• [Extracted data entries]:
--- begin ---
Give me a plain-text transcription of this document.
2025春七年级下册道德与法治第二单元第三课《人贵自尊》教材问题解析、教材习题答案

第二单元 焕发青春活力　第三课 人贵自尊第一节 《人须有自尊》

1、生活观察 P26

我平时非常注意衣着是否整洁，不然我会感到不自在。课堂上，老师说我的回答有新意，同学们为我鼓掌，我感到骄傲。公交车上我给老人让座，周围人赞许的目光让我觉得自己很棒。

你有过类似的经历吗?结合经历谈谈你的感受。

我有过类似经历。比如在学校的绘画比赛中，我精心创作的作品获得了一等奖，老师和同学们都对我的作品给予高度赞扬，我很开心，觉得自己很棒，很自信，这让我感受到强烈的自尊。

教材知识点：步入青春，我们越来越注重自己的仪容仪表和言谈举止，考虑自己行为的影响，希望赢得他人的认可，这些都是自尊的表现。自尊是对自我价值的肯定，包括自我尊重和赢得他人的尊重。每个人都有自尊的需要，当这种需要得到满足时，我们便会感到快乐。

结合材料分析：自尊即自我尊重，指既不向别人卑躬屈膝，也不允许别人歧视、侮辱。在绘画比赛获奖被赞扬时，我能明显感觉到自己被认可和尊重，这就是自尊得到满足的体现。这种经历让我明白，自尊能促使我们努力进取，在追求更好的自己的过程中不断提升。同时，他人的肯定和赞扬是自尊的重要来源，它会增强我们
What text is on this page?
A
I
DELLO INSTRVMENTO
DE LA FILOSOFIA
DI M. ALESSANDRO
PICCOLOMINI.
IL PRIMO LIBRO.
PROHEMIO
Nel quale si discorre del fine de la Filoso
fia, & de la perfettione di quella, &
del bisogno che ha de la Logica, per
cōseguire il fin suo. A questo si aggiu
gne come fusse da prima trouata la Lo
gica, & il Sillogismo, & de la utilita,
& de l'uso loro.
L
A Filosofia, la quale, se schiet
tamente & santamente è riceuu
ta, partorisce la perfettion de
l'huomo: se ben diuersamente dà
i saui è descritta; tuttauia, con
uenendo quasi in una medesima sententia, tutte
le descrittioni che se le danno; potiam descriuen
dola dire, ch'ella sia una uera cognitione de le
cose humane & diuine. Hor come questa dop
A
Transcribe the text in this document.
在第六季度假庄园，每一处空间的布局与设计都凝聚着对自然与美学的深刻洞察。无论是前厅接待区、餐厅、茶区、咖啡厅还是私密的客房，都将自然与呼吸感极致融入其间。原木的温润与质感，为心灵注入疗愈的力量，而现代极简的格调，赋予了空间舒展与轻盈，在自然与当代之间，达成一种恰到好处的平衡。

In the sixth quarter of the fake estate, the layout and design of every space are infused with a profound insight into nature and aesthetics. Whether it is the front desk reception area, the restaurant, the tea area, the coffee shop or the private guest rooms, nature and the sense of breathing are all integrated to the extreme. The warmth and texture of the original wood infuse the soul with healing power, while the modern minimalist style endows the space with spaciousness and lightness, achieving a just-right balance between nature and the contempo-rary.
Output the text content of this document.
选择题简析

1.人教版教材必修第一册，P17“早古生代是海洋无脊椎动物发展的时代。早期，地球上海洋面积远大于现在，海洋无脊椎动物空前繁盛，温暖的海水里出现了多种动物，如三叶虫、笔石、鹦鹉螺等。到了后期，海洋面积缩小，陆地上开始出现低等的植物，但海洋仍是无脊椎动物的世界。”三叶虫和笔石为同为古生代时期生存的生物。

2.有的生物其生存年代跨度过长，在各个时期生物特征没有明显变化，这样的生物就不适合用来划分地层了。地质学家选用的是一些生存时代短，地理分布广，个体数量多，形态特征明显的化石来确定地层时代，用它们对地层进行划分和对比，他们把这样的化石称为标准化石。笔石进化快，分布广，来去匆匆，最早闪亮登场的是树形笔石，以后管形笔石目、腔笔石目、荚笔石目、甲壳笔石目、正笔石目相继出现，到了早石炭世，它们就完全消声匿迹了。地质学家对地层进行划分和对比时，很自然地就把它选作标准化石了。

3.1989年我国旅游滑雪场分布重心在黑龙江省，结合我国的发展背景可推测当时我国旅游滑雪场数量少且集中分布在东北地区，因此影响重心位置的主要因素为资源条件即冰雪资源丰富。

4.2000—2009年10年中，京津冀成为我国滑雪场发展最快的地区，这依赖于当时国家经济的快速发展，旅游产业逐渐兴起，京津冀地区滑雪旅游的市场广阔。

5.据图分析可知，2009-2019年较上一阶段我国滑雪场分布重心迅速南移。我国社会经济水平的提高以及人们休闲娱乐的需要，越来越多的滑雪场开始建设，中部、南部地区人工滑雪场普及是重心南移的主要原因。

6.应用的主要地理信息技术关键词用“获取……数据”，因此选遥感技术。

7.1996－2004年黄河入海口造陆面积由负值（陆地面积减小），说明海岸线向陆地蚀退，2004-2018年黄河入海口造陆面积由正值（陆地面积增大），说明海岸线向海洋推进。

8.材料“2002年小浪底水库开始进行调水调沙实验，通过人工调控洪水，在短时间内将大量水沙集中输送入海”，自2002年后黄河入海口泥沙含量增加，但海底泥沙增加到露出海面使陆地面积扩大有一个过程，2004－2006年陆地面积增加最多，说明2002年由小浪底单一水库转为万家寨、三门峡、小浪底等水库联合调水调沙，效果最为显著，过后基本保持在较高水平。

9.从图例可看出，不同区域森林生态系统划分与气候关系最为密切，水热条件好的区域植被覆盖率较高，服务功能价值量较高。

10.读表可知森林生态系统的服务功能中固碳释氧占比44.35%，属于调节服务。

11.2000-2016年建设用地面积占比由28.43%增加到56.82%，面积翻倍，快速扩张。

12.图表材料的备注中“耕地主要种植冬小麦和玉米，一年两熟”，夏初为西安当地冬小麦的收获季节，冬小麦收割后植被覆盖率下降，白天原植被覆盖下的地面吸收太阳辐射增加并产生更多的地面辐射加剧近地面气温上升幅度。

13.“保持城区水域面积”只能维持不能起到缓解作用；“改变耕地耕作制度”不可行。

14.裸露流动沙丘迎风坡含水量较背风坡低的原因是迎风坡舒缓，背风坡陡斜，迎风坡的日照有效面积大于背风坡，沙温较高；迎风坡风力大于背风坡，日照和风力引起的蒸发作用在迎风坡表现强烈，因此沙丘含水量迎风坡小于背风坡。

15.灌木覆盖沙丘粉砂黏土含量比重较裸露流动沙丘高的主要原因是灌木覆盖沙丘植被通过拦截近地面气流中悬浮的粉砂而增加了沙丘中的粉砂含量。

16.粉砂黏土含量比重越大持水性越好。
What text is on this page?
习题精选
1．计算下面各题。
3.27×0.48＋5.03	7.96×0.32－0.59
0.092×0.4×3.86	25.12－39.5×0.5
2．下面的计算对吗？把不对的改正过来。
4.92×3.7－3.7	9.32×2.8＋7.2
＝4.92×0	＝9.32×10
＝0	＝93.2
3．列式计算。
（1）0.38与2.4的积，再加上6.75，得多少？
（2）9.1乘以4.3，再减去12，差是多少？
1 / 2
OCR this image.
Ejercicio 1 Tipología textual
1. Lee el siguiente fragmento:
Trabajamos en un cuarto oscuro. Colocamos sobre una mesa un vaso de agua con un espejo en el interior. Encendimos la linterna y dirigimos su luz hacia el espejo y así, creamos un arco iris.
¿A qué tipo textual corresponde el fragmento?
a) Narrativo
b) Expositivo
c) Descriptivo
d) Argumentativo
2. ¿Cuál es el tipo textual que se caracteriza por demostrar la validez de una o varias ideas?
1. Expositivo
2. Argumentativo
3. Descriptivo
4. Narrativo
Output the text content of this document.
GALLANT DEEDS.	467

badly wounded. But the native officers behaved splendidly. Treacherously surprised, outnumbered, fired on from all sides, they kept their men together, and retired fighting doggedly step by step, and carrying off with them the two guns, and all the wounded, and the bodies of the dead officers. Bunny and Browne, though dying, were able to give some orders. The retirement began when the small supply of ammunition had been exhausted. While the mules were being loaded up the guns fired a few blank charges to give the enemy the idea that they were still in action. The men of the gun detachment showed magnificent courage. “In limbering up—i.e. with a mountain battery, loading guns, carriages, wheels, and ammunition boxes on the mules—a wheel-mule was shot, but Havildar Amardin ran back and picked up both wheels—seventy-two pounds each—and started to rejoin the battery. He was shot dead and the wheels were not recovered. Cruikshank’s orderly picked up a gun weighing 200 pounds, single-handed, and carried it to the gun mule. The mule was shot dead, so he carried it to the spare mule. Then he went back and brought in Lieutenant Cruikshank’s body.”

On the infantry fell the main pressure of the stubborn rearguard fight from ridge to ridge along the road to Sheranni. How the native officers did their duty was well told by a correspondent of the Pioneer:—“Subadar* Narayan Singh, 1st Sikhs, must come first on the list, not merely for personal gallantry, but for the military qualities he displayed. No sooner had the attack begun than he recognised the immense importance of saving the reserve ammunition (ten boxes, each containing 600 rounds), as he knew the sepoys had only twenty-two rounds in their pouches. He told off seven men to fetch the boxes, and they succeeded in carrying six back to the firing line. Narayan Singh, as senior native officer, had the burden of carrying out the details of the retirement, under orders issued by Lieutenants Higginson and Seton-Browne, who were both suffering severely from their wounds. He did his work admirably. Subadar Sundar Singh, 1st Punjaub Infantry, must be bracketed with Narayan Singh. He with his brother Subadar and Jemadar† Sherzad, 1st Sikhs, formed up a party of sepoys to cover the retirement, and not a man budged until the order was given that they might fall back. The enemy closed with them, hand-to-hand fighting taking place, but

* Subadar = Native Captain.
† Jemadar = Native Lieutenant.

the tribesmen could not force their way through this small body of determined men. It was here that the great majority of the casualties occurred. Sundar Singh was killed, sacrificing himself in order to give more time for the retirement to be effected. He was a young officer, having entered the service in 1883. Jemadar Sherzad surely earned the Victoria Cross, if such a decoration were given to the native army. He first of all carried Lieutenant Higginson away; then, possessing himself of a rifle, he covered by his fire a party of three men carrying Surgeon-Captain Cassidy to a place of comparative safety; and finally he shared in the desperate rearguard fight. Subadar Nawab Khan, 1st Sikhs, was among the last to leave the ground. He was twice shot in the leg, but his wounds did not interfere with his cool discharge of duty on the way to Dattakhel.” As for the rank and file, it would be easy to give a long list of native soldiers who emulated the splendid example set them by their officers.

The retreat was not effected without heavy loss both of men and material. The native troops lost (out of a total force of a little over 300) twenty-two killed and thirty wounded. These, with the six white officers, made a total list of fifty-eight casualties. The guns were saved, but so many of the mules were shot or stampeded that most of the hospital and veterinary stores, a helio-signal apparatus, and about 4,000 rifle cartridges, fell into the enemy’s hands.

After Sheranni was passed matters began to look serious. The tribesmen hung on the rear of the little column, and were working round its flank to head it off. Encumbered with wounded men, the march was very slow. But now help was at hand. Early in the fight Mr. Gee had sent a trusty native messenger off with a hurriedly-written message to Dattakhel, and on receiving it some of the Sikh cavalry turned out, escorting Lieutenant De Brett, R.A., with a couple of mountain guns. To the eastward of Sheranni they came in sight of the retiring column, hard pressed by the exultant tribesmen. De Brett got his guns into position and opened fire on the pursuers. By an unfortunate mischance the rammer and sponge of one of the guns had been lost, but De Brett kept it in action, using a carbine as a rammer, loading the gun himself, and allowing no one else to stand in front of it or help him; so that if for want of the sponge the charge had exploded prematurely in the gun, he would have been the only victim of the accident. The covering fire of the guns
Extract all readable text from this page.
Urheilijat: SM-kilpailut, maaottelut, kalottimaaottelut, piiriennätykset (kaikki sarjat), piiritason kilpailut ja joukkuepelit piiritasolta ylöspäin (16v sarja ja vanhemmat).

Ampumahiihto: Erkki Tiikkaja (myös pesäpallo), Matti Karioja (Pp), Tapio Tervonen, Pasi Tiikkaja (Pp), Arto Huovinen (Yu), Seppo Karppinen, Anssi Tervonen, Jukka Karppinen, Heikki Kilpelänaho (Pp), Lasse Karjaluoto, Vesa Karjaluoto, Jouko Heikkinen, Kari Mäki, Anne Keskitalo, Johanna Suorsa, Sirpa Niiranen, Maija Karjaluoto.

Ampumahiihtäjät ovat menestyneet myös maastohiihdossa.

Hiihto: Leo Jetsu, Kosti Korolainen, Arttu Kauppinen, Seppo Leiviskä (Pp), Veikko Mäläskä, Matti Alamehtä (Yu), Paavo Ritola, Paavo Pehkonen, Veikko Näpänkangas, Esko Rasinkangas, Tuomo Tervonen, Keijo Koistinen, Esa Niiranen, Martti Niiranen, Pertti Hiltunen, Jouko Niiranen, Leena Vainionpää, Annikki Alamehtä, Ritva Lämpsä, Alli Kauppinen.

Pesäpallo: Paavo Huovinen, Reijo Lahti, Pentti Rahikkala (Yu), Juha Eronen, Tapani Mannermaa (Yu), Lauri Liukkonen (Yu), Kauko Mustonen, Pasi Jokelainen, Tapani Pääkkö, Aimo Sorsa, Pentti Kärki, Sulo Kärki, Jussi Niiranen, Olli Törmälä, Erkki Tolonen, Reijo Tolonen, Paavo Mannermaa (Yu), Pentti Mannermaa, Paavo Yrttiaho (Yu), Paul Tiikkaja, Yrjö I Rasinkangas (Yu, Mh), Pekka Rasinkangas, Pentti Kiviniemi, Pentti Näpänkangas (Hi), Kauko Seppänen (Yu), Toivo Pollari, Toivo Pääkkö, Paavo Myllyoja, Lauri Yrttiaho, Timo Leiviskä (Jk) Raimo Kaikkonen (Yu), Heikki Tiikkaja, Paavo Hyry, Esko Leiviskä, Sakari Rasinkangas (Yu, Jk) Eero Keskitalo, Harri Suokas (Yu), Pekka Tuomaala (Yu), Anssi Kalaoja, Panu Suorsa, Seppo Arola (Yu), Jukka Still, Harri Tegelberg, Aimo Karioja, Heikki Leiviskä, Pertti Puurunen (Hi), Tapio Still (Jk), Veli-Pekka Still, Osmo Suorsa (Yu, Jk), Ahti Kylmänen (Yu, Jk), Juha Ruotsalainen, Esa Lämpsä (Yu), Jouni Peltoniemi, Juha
--- end ---
• [Job]: Extract every line above containing the word "fragmento".

• [Correct answer]:
1. Lee el siguiente fragmento:
¿A qué tipo textual corresponde el fragmento?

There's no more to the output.